It is not disputed that the application is urgent. In so far as the
applicant contends that it has a prima facie right that entitles
it
to the relief sought, this is obviously dependent on the correctness
of its contentions as recorded in paragraph [1].
I do not intend to burden this judgment with a recitation of the
material facts – these are largely a matter of common
cause.
All that needs to be recorded for present purposes is that on 12
February 2012, this court (per Gush J), in relation to
a previous
application to interdict a strike called at the applicant’s
premises, granted an order in the following terms:
“
The second and further respondents are
interdicted from continuing with or participating in a strike
concerning the implementation
of the new shift system and are
directed to tender their services in accordance with the new shift
pattern
unless and until they
have complied with the provisions of section 64 (1) of the LRA
”
(own emphasis).
That order was granted in circumstances where the union had
initially contended that it was entitled to call a strike without
compliance with the procedural limitations contained in s 64(1)
because the applicant had failed to restore the status quo as
demanded by the union in terms of s 64(4). In other words, the court
found that the strike was unprocedural, not that it was
unprotected
for any substantive reason, and interdicted the strike for so long
as the union failed to comply with the procedural
requirements set
out in s 64 (1). Those requirements have been met, and there is no
bar either in terms of s 64(1) or the order
granted on 12 February
to the strike that is the subject of these proceedings.

####################

▶ **Work to complete**:
A) Write out everything in the judgment from "(own emphasis)." down to "contained in s 64(1)", switching "union" to "trade union".
B) According to the judgment, which judge granted the earlier order interdicting the strike?

####################

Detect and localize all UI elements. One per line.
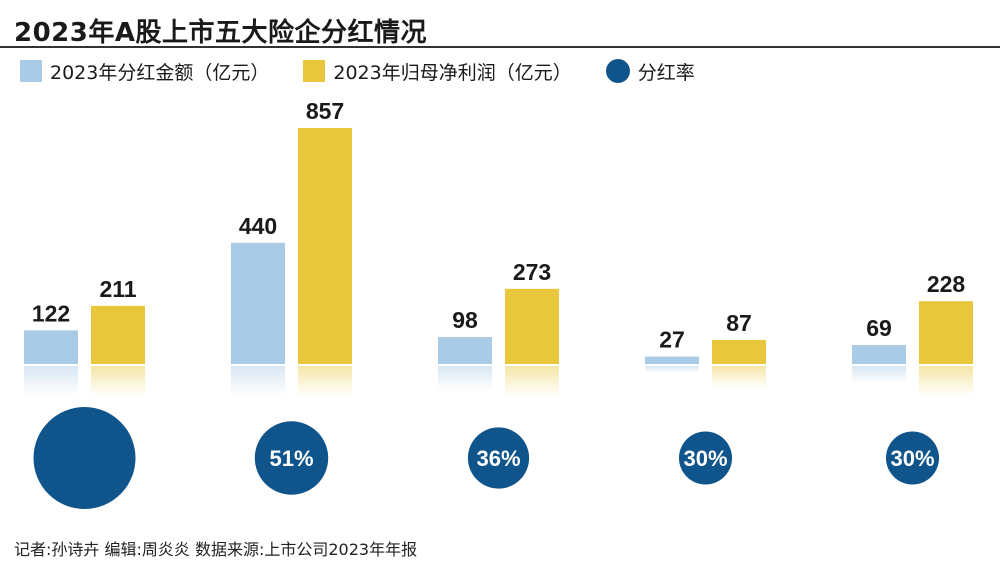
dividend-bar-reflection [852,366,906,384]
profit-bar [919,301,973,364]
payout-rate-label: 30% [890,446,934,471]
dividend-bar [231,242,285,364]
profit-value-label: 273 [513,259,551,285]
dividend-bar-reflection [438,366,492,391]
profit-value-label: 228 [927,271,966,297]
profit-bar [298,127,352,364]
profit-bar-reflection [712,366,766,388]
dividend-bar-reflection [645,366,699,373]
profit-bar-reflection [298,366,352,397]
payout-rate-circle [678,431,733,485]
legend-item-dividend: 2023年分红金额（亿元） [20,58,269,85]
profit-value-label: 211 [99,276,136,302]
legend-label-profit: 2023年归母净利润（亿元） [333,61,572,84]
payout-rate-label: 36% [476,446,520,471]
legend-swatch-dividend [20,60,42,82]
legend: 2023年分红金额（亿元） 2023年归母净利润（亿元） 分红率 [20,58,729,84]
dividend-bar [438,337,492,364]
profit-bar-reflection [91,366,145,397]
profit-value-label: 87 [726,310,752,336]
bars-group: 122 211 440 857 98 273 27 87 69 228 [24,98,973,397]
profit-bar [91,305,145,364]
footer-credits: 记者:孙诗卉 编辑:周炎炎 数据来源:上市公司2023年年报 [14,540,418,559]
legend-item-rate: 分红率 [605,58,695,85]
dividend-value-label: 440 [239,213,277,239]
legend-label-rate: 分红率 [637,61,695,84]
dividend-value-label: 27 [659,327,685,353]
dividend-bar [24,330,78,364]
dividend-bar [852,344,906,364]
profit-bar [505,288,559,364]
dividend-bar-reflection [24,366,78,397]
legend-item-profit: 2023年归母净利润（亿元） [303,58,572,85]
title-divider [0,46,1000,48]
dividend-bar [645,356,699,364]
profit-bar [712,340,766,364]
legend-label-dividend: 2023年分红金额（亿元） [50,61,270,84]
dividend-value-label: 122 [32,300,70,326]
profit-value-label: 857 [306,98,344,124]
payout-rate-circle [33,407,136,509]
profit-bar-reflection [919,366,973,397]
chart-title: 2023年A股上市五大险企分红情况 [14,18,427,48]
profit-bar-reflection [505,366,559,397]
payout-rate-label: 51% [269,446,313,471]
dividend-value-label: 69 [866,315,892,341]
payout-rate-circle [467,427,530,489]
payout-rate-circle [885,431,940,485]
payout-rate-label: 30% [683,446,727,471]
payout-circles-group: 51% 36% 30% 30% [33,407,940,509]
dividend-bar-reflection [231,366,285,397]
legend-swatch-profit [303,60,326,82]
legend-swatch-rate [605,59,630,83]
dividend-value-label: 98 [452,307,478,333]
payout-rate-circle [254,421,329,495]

####################

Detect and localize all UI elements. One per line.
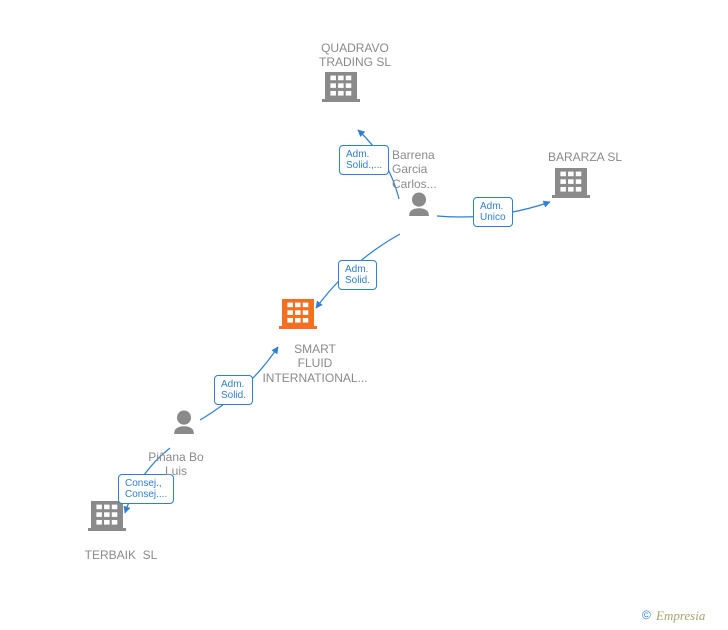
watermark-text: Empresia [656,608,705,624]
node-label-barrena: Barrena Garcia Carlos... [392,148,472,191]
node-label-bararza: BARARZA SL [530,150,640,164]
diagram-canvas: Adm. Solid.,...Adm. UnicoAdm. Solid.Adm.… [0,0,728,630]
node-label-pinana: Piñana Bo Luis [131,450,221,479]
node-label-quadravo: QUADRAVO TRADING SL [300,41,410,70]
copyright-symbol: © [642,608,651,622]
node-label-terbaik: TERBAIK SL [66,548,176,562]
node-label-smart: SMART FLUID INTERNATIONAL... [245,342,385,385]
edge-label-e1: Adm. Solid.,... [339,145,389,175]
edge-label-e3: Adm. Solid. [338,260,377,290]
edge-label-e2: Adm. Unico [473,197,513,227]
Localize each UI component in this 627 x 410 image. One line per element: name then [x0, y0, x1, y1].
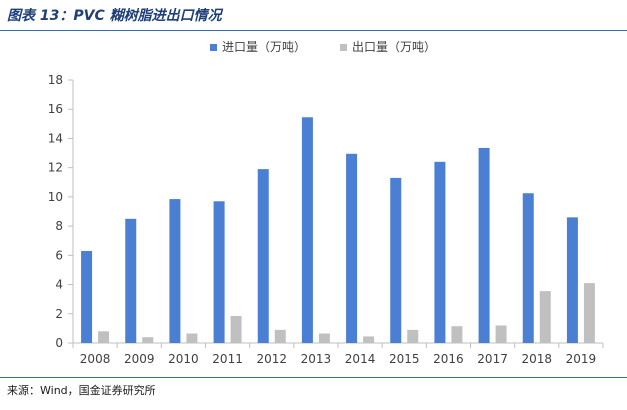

####################

▶ **Task-by-task solutions**:
A)
(own emphasis).
That order was granted in circumstances where the trade union had
initially contended that it was entitled to call a strike without
compliance with the procedural limitations contained in s 64(1)

B) Gush J